Copy the lines from the one containing "banner-address: 8 Norland" through the end of the records, both included, without changing anything. Leave the pictures out of your copy.

=-=-=

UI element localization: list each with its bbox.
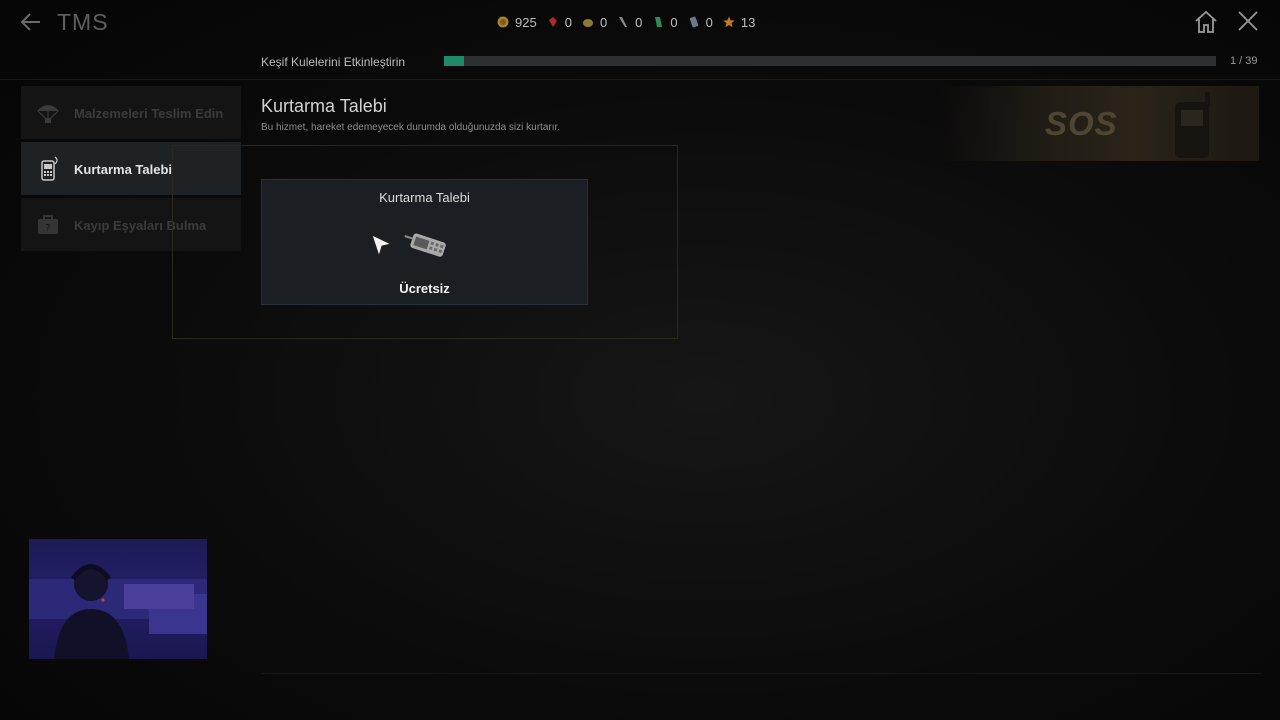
exploration-progress: Keşif Kulelerini Etkinleştirin 1 / 39 — [0, 48, 1280, 74]
header-divider — [0, 79, 1280, 80]
sidebar-item-deliver-supplies[interactable]: Malzemeleri Teslim Edin — [21, 86, 241, 139]
back-arrow-icon[interactable] — [18, 9, 44, 35]
progress-label: Keşif Kulelerini Etkinleştirin — [261, 55, 406, 69]
lost-items-icon: ? — [38, 215, 58, 234]
bottom-divider — [261, 673, 1261, 674]
banner-sos-text: SOS — [1045, 105, 1118, 142]
resource-value: 0 — [599, 14, 608, 30]
sidebar-item-label: Malzemeleri Teslim Edin — [74, 106, 224, 121]
resource-red-gem: 0 — [547, 15, 572, 30]
parachute-icon — [37, 105, 59, 123]
star-badge-icon — [723, 16, 735, 28]
resource-canister: 0 — [688, 15, 713, 30]
tool-icon — [619, 17, 628, 27]
canister-icon — [689, 16, 698, 28]
card-title: Kurtarma Talebi — [379, 190, 470, 205]
progress-fill — [444, 56, 465, 66]
webcam-image — [29, 564, 207, 659]
rescue-request-card[interactable]: Kurtarma Talebi Ücretsiz — [261, 179, 588, 305]
red-gem-icon — [548, 17, 557, 27]
progress-count: 1 / 39 — [1230, 55, 1258, 67]
resource-value: 925 — [515, 14, 537, 30]
app-title: TMS — [57, 9, 109, 35]
resource-stars: 13 — [723, 15, 755, 30]
close-icon[interactable] — [1237, 10, 1259, 32]
resource-value: 0 — [564, 14, 572, 30]
resource-value: 0 — [670, 14, 678, 30]
page-description: Bu hizmet, hareket edemeyecek durumda ol… — [261, 122, 561, 133]
svg-text:?: ? — [45, 223, 50, 234]
page-title: Kurtarma Talebi — [261, 96, 387, 116]
ore-icon — [582, 19, 593, 27]
resource-value: 0 — [705, 14, 713, 30]
radio-device-icon — [404, 233, 446, 257]
sidebar-item-label: Kurtarma Talebi — [74, 162, 173, 177]
resource-value: 0 — [635, 14, 643, 30]
home-icon[interactable] — [1193, 9, 1219, 35]
top-bar: TMS 925 0 0 0 0 0 13 — [0, 0, 1280, 44]
resource-value: 13 — [740, 14, 756, 30]
mouse-cursor-icon — [371, 234, 393, 258]
resource-bar: 925 0 0 0 0 0 13 — [497, 13, 755, 31]
sos-banner: SOS — [941, 86, 1259, 161]
radio-icon — [41, 156, 58, 181]
resource-ore: 0 — [582, 15, 607, 30]
coin-icon — [497, 16, 509, 28]
resource-coins: 925 — [497, 15, 537, 30]
progress-bar — [444, 56, 1216, 66]
card-price: Ücretsiz — [399, 281, 450, 296]
walkie-talkie-icon — [1175, 92, 1210, 158]
webcam-overlay — [29, 539, 207, 659]
resource-green-crystal: 0 — [652, 14, 678, 30]
green-crystal-icon — [655, 17, 663, 27]
resource-tool: 0 — [617, 15, 642, 30]
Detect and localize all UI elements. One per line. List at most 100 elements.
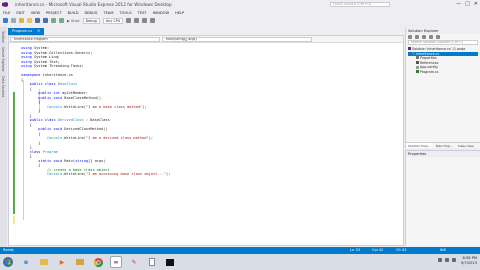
open-folder-icon[interactable] [27,18,32,23]
visual-studio-taskbar-icon[interactable]: ∞ [110,256,122,268]
code-token: .WriteLine( [62,136,86,140]
refresh-icon[interactable] [422,35,426,39]
code-token: public void [21,95,65,100]
member-navigation-select[interactable]: Main(string[] args) [162,37,312,42]
back-icon[interactable] [3,18,8,23]
chrome-icon[interactable] [92,256,104,268]
tab-solution-explorer[interactable]: Solution Expl... [406,143,433,148]
code-token: static void [21,158,65,163]
code-token: ); [148,136,154,140]
internet-explorer-icon[interactable]: e [20,256,32,268]
tab-team-explorer[interactable]: Team Exp... [433,143,454,148]
quick-launch-input[interactable]: Quick Launch (Ctrl+Q) [330,2,390,7]
tree-item-label: Program.cs [420,69,439,74]
flag-icon[interactable] [438,258,442,262]
platform-select[interactable]: Any CPU [102,17,124,24]
side-tool-strip: Toolbox Server Explorer Data Sources [0,27,7,249]
data-sources-tab[interactable]: Data Sources [1,76,5,97]
code-token: using [21,59,34,64]
window-title: inheritance.cs - Microsoft Visual Studio… [15,2,172,7]
code-token: System.Threading.Tasks; [33,64,84,68]
volume-icon[interactable] [452,258,456,262]
command-prompt-icon[interactable] [164,256,176,268]
notepad-icon[interactable] [146,256,158,268]
code-token: "I am accessing base class object..." [85,172,166,176]
minimize-button[interactable]: — [456,1,461,7]
code-token: { [21,86,32,91]
properties-icon[interactable] [436,35,440,39]
home-icon[interactable] [408,35,412,39]
code-text[interactable]: using System; using System.Collections.Ge… [21,46,170,181]
close-tab-icon[interactable]: ✕ [37,29,40,33]
code-token: { [21,154,32,158]
configuration-select[interactable]: Debug [82,17,100,24]
tree-item[interactable]: Program.cs [408,70,478,75]
tab-label: Program.cs [12,29,33,33]
code-token: public int [21,91,63,95]
server-explorer-tab[interactable]: Server Explorer [1,47,5,72]
taskbar-clock[interactable]: 8:58 PM 9/7/2013 [461,256,477,266]
type-navigation-select[interactable]: inheritance.Program [10,37,160,42]
undo-icon[interactable] [51,18,56,23]
code-token: inheritance.cs [42,73,73,77]
tab-class-view[interactable]: Class View [456,143,476,148]
line-indicator: Ln 33 [350,248,360,252]
code-token: } [21,140,41,145]
windows-taskbar: e ▶ ∞ ✎ [0,254,480,270]
system-tray [438,258,456,262]
toolbar: ▶ Start Debug Any CPU [0,16,480,25]
wrench-icon [416,56,419,60]
tree-item-label: References [420,60,439,65]
redo-icon[interactable] [59,18,64,23]
close-button[interactable]: ✕ [474,1,478,7]
toolbox-tab[interactable]: Toolbox [1,31,5,43]
comment-icon[interactable] [134,18,140,23]
network-icon[interactable] [445,258,449,262]
code-token: System; [33,46,50,50]
paint-icon[interactable]: ✎ [128,256,140,268]
new-project-icon[interactable] [19,18,24,23]
start-debug-button[interactable]: ▶ Start [67,19,80,23]
code-token: DerivedClassMethod() [64,127,108,131]
visual-studio-logo-icon [2,2,8,7]
code-token: { [21,163,41,167]
change-margin [13,44,17,244]
saved-changes-marker [13,92,15,214]
sync-icon[interactable] [415,35,419,39]
code-token: using [21,64,34,68]
tree-item-label: Properties [420,56,437,61]
save-all-icon[interactable] [43,18,48,23]
maximize-button[interactable]: □ [465,1,470,7]
document-tabs: Program.cs ✕ [8,28,45,35]
bookmark-icon[interactable] [150,18,156,23]
collapse-all-icon[interactable] [429,35,433,39]
code-token: .WriteLine( [62,104,86,109]
code-token: myIntMember; [62,91,89,95]
status-message: Ready [3,248,15,252]
code-token: public class [21,118,58,122]
code-token: public class [21,82,58,86]
clock-date: 9/7/2013 [460,261,477,265]
code-token: } [21,109,41,113]
code-editor[interactable]: inheritance.Program Main(string[] args) … [8,35,404,246]
tab-program-cs[interactable]: Program.cs ✕ [8,28,45,35]
insert-mode-indicator: INS [440,248,447,252]
code-token: { [21,131,41,136]
find-icon[interactable] [126,18,132,23]
references-icon [416,60,419,64]
code-line: Console.WriteLine("I am a derived class … [21,136,170,141]
uncomment-icon[interactable] [142,18,148,23]
code-token: } [21,113,32,118]
forward-icon[interactable] [11,18,16,23]
code-token: public void [21,127,65,131]
save-icon[interactable] [35,18,40,23]
media-player-icon[interactable]: ▶ [56,256,68,268]
code-token: ); [142,104,147,109]
start-button[interactable] [2,256,14,268]
code-token: Console [46,172,63,176]
folder-icon[interactable] [74,256,86,268]
solution-explorer-panel: Solution Explorer Search Solution Explor… [405,28,480,148]
file-explorer-icon[interactable] [38,256,50,268]
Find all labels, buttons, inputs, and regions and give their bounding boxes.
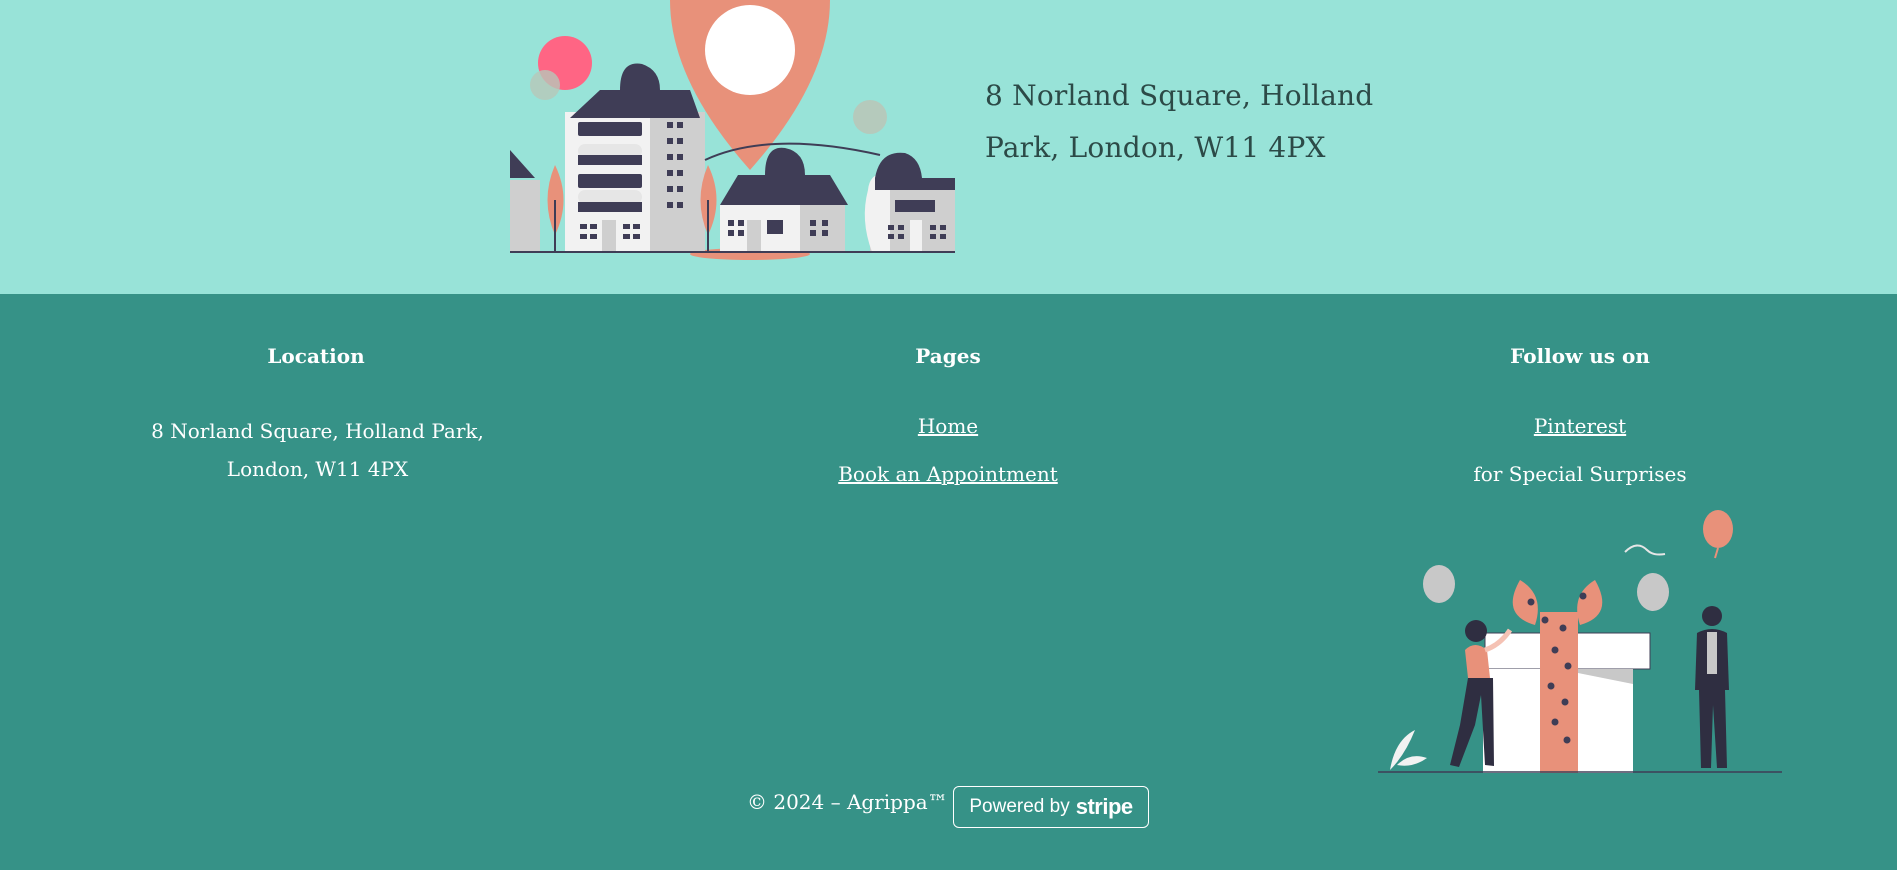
banner-address: 8 Norland Square, Holland Park, London, … <box>985 70 1405 174</box>
pages-heading: Pages <box>915 344 981 368</box>
powered-by-stripe-badge[interactable]: Powered by stripe <box>953 786 1149 828</box>
location-address-line2: London, W11 4PX <box>226 457 409 481</box>
follow-note: for Special Surprises <box>1473 462 1687 486</box>
gift-box-people-illustration <box>1378 510 1782 773</box>
location-heading: Location <box>267 344 365 368</box>
pinterest-link[interactable]: Pinterest <box>1264 414 1896 438</box>
book-appointment-link[interactable]: Book an Appointment <box>632 462 1264 486</box>
location-address: 8 Norland Square, Holland Park, London, … <box>140 412 495 488</box>
stripe-logo: stripe <box>1075 794 1133 819</box>
copyright-text: © 2024 – Agrippa™ <box>747 790 948 814</box>
stripe-prefix: Powered by <box>969 796 1070 817</box>
follow-heading: Follow us on <box>1510 344 1650 368</box>
banner-address-line2: Park, London, W11 4PX <box>985 131 1326 164</box>
home-link[interactable]: Home <box>632 414 1264 438</box>
location-banner: 8 Norland Square, Holland Park, London, … <box>0 0 1897 294</box>
city-map-pin-illustration <box>510 0 955 260</box>
location-address-line1: 8 Norland Square, Holland Park, <box>151 419 484 443</box>
banner-address-line1: 8 Norland Square, Holland <box>985 79 1374 112</box>
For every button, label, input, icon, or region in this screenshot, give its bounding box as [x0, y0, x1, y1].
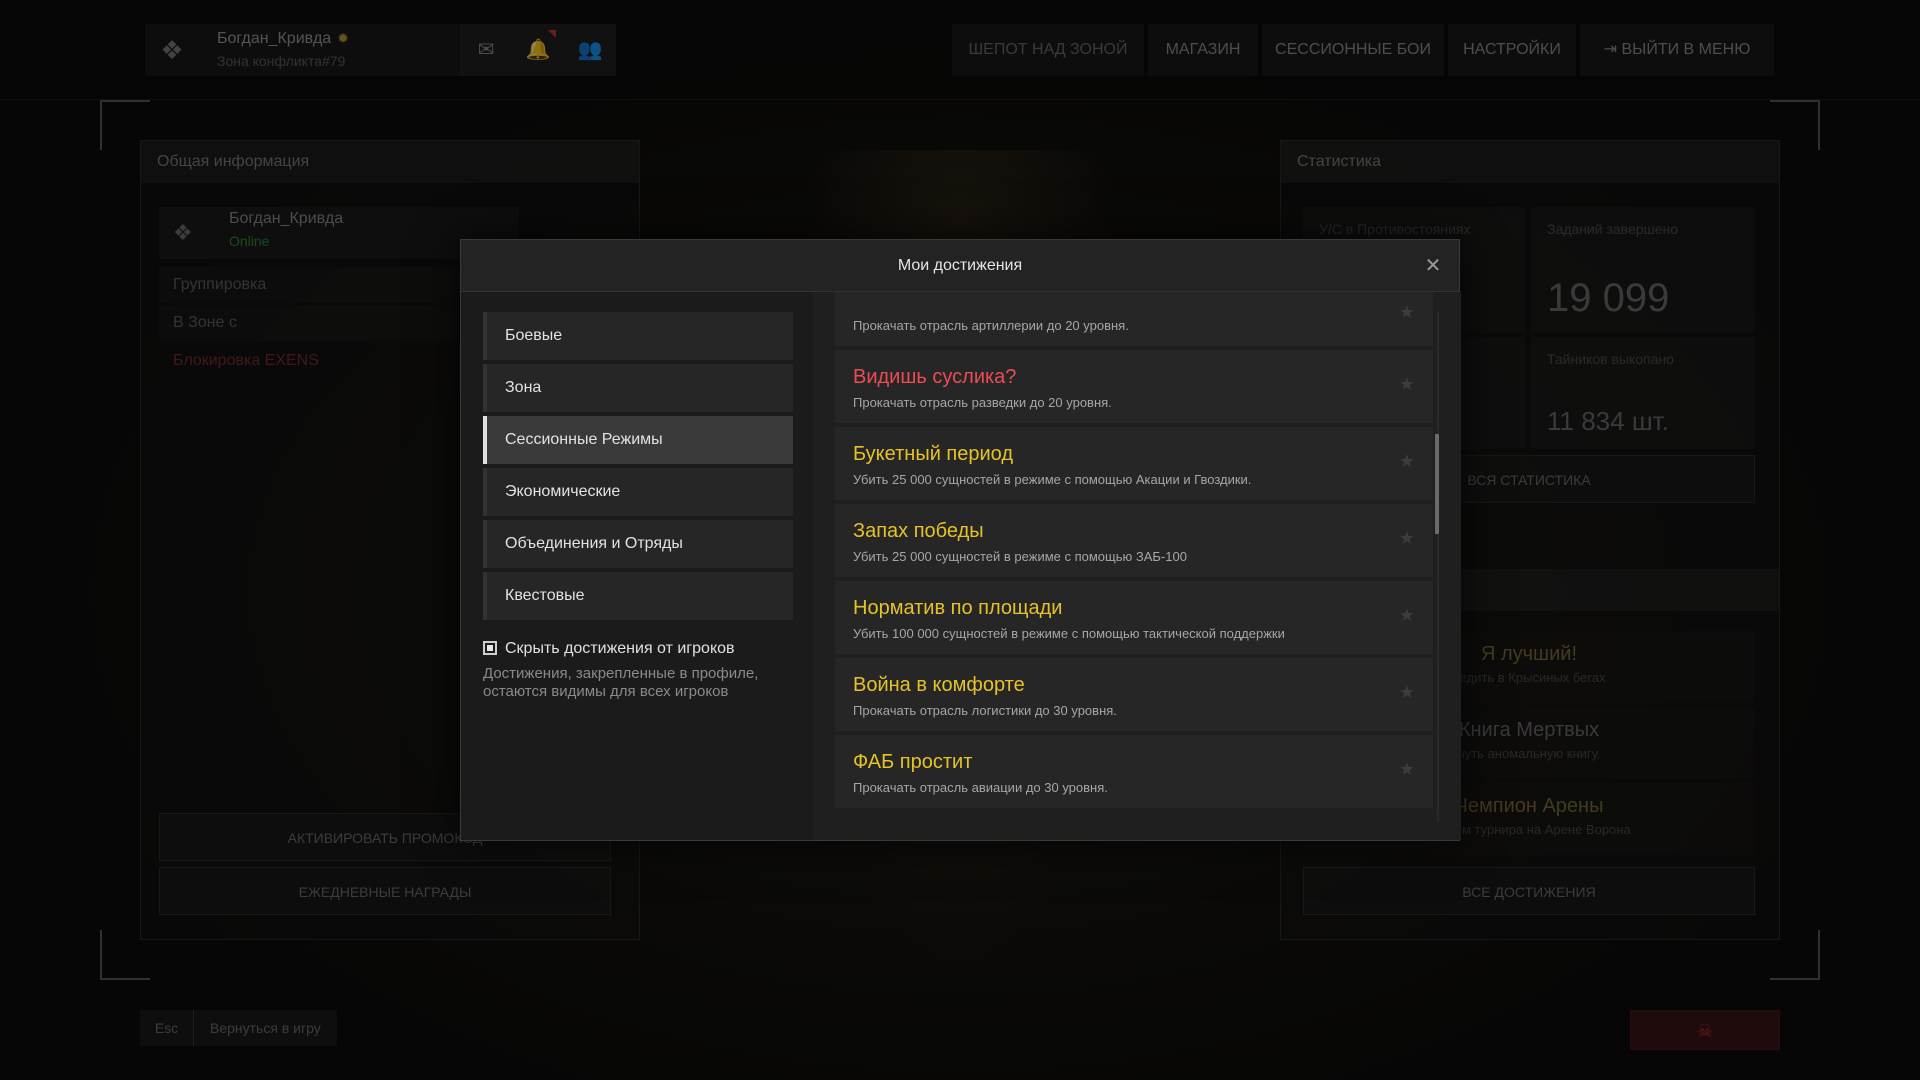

=-=-=

* [Written answer]
banner-address: 8 Norland Square, Holland Park, London, … <box>985 70 1405 174</box>
pages-heading: Pages <box>915 344 981 368</box>
powered-by-stripe-badge[interactable]: Powered by stripe <box>953 786 1149 828</box>
location-address-line2: London, W11 4PX <box>226 457 409 481</box>
follow-note: for Special Surprises <box>1473 462 1687 486</box>
gift-box-people-illustration <box>1378 510 1782 773</box>
location-heading: Location <box>267 344 365 368</box>
pinterest-link[interactable]: Pinterest <box>1264 414 1896 438</box>
book-appointment-link[interactable]: Book an Appointment <box>632 462 1264 486</box>
location-address: 8 Norland Square, Holland Park, London, … <box>140 412 495 488</box>
stripe-logo: stripe <box>1075 794 1133 819</box>
copyright-text: © 2024 – Agrippa™ <box>747 790 948 814</box>
stripe-prefix: Powered by <box>969 796 1070 817</box>
follow-heading: Follow us on <box>1510 344 1650 368</box>
banner-address-line2: Park, London, W11 4PX <box>985 131 1326 164</box>
home-link[interactable]: Home <box>632 414 1264 438</box>
location-banner: 8 Norland Square, Holland Park, London, … <box>0 0 1897 294</box>
city-map-pin-illustration <box>510 0 955 260</box>
location-address-line1: 8 Norland Square, Holland Park, <box>151 419 484 443</box>
banner-address-line1: 8 Norland Square, Holland <box>985 79 1374 112</box>
For every button, label, input, icon, or region in this screenshot, give its bounding box as [x0, y0, x1, y1].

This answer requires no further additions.